- **WHAT YOU HAVE TO DO**:
Sort through the entries below and pull out lines containing the word "Försummelse".

- **DATA LINES**:
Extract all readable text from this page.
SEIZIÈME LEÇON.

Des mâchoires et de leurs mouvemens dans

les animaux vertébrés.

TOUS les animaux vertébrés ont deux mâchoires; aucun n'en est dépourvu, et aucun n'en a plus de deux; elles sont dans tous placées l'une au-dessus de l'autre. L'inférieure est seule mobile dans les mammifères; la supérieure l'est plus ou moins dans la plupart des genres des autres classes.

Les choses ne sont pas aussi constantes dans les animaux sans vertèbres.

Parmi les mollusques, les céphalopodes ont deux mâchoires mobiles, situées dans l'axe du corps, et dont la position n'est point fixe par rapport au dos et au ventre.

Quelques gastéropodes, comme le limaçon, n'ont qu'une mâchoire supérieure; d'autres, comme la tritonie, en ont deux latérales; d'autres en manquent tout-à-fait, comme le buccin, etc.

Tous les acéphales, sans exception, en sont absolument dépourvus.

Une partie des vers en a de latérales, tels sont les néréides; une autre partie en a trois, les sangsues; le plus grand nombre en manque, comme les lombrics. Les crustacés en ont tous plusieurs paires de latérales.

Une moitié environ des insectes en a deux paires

* * *

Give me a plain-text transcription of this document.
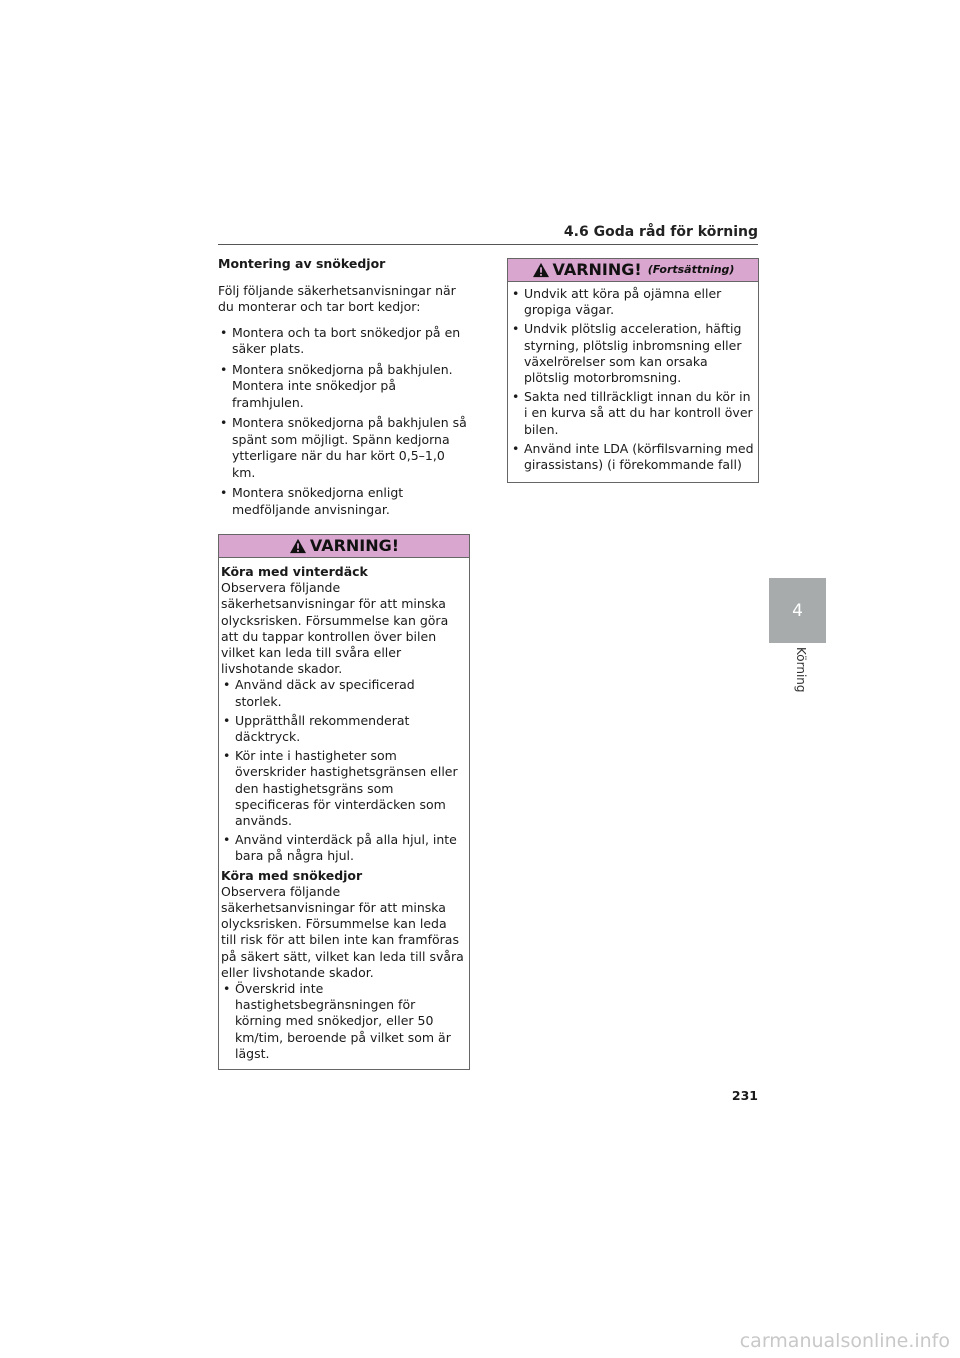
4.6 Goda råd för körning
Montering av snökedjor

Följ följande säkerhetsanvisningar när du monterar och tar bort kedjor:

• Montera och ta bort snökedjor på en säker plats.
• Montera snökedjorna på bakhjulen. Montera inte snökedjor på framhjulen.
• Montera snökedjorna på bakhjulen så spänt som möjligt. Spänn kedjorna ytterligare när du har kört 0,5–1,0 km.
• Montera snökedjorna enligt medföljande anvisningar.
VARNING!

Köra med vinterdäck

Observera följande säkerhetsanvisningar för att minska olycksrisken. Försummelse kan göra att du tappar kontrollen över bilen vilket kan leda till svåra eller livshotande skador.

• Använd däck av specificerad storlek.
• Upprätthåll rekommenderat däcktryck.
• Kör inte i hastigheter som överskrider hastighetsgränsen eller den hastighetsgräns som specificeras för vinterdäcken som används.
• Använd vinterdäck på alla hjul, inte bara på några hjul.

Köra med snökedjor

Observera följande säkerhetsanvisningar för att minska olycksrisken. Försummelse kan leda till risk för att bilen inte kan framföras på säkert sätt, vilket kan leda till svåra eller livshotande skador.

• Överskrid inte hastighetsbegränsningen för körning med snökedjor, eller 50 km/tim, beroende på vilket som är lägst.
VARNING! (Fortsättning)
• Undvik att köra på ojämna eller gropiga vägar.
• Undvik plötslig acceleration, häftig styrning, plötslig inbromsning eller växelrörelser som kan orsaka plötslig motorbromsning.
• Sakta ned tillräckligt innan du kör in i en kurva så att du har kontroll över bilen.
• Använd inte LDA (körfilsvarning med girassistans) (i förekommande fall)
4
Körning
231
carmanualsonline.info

...

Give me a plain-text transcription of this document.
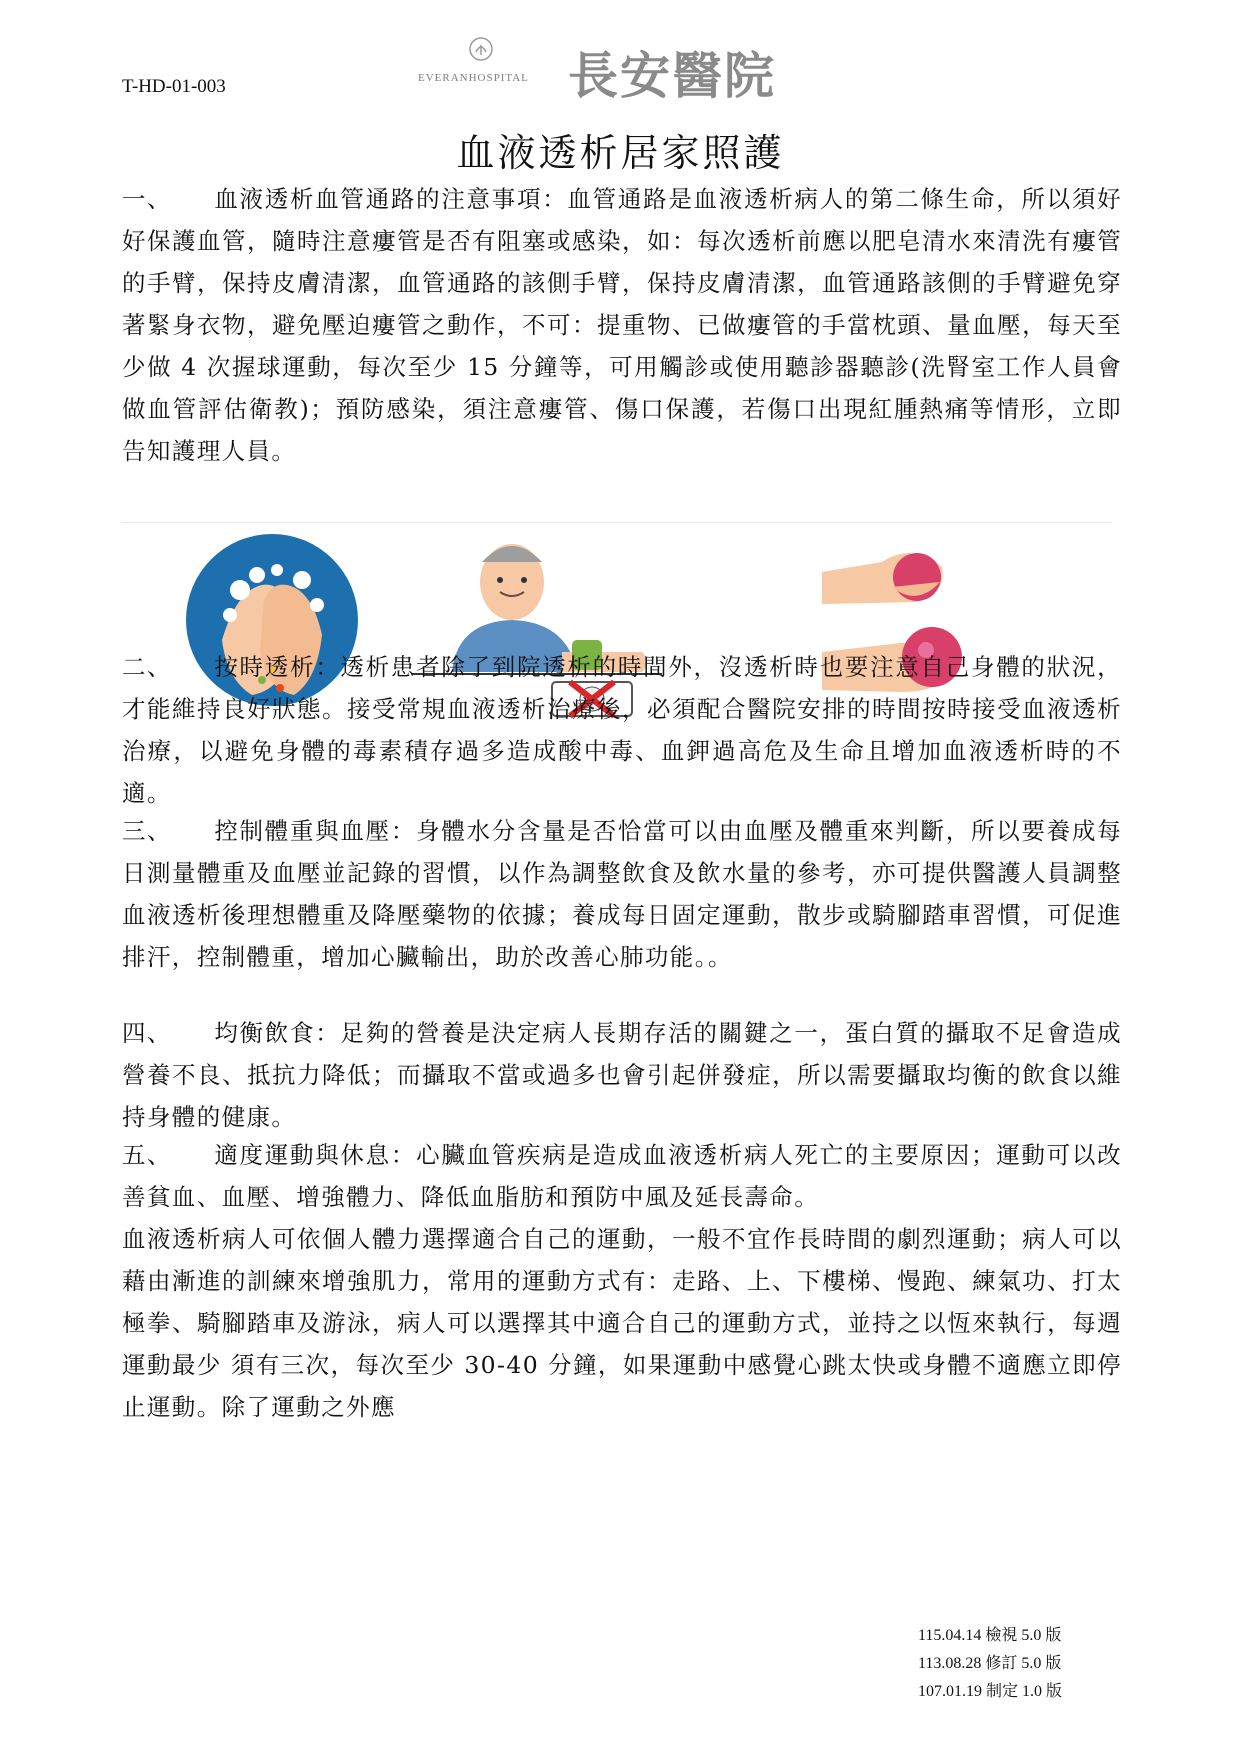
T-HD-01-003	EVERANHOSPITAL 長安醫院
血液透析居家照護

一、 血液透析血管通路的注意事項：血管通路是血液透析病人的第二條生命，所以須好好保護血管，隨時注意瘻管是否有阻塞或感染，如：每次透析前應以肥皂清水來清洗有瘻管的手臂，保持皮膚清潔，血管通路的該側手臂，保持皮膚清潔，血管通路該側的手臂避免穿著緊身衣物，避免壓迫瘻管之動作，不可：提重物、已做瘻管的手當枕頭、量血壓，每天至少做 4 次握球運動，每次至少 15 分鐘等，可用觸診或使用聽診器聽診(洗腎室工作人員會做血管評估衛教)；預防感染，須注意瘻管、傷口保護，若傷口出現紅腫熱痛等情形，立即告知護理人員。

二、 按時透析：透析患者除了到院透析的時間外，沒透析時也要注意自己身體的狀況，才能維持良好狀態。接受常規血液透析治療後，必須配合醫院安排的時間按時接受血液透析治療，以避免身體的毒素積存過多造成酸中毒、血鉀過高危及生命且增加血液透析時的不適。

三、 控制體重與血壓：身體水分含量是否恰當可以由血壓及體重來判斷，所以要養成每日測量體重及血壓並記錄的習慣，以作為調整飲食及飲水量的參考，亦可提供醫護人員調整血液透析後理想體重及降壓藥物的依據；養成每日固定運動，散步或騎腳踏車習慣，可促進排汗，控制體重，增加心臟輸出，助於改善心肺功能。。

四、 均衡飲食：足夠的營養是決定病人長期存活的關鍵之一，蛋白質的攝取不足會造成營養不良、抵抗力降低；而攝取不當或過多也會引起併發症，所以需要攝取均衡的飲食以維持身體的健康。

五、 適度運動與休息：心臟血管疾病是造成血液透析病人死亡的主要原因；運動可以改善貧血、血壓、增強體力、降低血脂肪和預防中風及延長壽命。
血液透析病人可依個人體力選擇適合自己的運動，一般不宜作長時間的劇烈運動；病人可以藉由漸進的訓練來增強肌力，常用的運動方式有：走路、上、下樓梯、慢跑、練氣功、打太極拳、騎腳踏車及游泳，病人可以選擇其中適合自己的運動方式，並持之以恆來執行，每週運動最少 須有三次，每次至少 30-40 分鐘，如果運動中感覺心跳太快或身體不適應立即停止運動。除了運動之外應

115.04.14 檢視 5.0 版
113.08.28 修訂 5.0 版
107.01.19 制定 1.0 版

- **FINISHED ANSWER**:
Observera följande säkerhetsanvisningar för att minska olycksrisken. Försummelse kan göra att du tappar kontrollen över bilen vilket kan leda till svåra eller livshotande skador.
Observera följande säkerhetsanvisningar för att minska olycksrisken. Försummelse kan leda till risk för att bilen inte kan framföras på säkert sätt, vilket kan leda till svåra eller livshotande skador.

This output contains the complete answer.